> Exercise data:
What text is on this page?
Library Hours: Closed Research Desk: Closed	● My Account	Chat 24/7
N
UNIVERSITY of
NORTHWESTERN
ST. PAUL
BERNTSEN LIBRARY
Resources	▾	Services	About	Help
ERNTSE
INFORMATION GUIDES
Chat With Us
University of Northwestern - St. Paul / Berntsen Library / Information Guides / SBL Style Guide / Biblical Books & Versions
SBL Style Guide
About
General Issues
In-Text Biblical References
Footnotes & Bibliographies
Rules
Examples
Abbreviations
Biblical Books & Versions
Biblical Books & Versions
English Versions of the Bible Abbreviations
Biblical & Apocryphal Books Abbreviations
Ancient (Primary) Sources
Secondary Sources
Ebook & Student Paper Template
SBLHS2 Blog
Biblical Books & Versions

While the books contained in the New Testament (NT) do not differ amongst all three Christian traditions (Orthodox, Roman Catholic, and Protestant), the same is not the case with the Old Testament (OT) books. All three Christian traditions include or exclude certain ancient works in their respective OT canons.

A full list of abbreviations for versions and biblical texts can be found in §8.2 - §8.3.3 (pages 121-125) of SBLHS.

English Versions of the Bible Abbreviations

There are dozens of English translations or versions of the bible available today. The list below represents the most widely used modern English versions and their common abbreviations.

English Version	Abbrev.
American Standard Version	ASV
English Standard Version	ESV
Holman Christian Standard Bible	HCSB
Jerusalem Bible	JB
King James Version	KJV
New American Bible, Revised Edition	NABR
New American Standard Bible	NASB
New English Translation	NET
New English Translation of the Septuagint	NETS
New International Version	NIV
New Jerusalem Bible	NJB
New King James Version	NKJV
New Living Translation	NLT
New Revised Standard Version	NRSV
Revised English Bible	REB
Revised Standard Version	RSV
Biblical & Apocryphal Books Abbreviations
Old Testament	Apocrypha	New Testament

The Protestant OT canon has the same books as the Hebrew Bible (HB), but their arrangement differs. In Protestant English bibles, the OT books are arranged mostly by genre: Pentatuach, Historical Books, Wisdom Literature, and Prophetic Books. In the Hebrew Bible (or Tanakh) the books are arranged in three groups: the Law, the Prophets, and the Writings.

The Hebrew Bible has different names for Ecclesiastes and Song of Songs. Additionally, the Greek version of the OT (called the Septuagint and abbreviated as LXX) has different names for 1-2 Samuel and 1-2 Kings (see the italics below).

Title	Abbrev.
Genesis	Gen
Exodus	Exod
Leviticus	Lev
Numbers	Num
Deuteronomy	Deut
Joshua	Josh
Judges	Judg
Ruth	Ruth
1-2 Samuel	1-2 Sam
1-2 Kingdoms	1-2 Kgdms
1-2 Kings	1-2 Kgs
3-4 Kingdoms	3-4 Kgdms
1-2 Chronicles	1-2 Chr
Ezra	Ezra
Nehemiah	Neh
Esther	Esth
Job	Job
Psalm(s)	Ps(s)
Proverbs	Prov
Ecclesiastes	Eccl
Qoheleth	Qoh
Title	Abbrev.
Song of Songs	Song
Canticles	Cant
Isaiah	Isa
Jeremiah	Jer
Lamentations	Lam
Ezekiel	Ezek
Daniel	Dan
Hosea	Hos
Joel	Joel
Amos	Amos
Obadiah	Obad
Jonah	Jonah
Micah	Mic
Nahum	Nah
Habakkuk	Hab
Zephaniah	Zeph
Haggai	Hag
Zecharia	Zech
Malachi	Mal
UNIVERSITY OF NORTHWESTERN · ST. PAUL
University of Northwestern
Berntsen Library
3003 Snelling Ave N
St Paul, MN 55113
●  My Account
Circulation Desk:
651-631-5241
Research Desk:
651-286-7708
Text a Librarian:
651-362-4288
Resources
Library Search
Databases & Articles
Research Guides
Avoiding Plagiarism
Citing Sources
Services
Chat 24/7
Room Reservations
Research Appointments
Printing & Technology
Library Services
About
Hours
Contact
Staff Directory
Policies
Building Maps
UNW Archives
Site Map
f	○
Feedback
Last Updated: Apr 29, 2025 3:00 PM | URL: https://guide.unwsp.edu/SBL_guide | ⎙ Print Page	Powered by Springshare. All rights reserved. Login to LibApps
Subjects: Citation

> Task to carry out: Please print the records above exactly, leaving nothing out.

> Task output:
What text is on this page?
Library Hours: Closed Research Desk: Closed	● My Account	Chat 24/7
N
UNIVERSITY of
NORTHWESTERN
ST. PAUL
BERNTSEN LIBRARY
Resources	▾	Services	About	Help
ERNTSE
INFORMATION GUIDES
Chat With Us
University of Northwestern - St. Paul / Berntsen Library / Information Guides / SBL Style Guide / Biblical Books & Versions
SBL Style Guide
About
General Issues
In-Text Biblical References
Footnotes & Bibliographies
Rules
Examples
Abbreviations
Biblical Books & Versions
Biblical Books & Versions
English Versions of the Bible Abbreviations
Biblical & Apocryphal Books Abbreviations
Ancient (Primary) Sources
Secondary Sources
Ebook & Student Paper Template
SBLHS2 Blog
Biblical Books & Versions

While the books contained in the New Testament (NT) do not differ amongst all three Christian traditions (Orthodox, Roman Catholic, and Protestant), the same is not the case with the Old Testament (OT) books. All three Christian traditions include or exclude certain ancient works in their respective OT canons.

A full list of abbreviations for versions and biblical texts can be found in §8.2 - §8.3.3 (pages 121-125) of SBLHS.

English Versions of the Bible Abbreviations

There are dozens of English translations or versions of the bible available today. The list below represents the most widely used modern English versions and their common abbreviations.

English Version	Abbrev.
American Standard Version	ASV
English Standard Version	ESV
Holman Christian Standard Bible	HCSB
Jerusalem Bible	JB
King James Version	KJV
New American Bible, Revised Edition	NABR
New American Standard Bible	NASB
New English Translation	NET
New English Translation of the Septuagint	NETS
New International Version	NIV
New Jerusalem Bible	NJB
New King James Version	NKJV
New Living Translation	NLT
New Revised Standard Version	NRSV
Revised English Bible	REB
Revised Standard Version	RSV
Biblical & Apocryphal Books Abbreviations
Old Testament	Apocrypha	New Testament

The Protestant OT canon has the same books as the Hebrew Bible (HB), but their arrangement differs. In Protestant English bibles, the OT books are arranged mostly by genre: Pentatuach, Historical Books, Wisdom Literature, and Prophetic Books. In the Hebrew Bible (or Tanakh) the books are arranged in three groups: the Law, the Prophets, and the Writings.

The Hebrew Bible has different names for Ecclesiastes and Song of Songs. Additionally, the Greek version of the OT (called the Septuagint and abbreviated as LXX) has different names for 1-2 Samuel and 1-2 Kings (see the italics below).

Title	Abbrev.
Genesis	Gen
Exodus	Exod
Leviticus	Lev
Numbers	Num
Deuteronomy	Deut
Joshua	Josh
Judges	Judg
Ruth	Ruth
1-2 Samuel	1-2 Sam
1-2 Kingdoms	1-2 Kgdms
1-2 Kings	1-2 Kgs
3-4 Kingdoms	3-4 Kgdms
1-2 Chronicles	1-2 Chr
Ezra	Ezra
Nehemiah	Neh
Esther	Esth
Job	Job
Psalm(s)	Ps(s)
Proverbs	Prov
Ecclesiastes	Eccl
Qoheleth	Qoh
Title	Abbrev.
Song of Songs	Song
Canticles	Cant
Isaiah	Isa
Jeremiah	Jer
Lamentations	Lam
Ezekiel	Ezek
Daniel	Dan
Hosea	Hos
Joel	Joel
Amos	Amos
Obadiah	Obad
Jonah	Jonah
Micah	Mic
Nahum	Nah
Habakkuk	Hab
Zephaniah	Zeph
Haggai	Hag
Zecharia	Zech
Malachi	Mal
UNIVERSITY OF NORTHWESTERN · ST. PAUL
University of Northwestern
Berntsen Library
3003 Snelling Ave N
St Paul, MN 55113
●  My Account
Circulation Desk:
651-631-5241
Research Desk:
651-286-7708
Text a Librarian:
651-362-4288
Resources
Library Search
Databases & Articles
Research Guides
Avoiding Plagiarism
Citing Sources
Services
Chat 24/7
Room Reservations
Research Appointments
Printing & Technology
Library Services
About
Hours
Contact
Staff Directory
Policies
Building Maps
UNW Archives
Site Map
f	○
Feedback
Last Updated: Apr 29, 2025 3:00 PM | URL: https://guide.unwsp.edu/SBL_guide | ⎙ Print Page	Powered by Springshare. All rights reserved. Login to LibApps
Subjects: Citation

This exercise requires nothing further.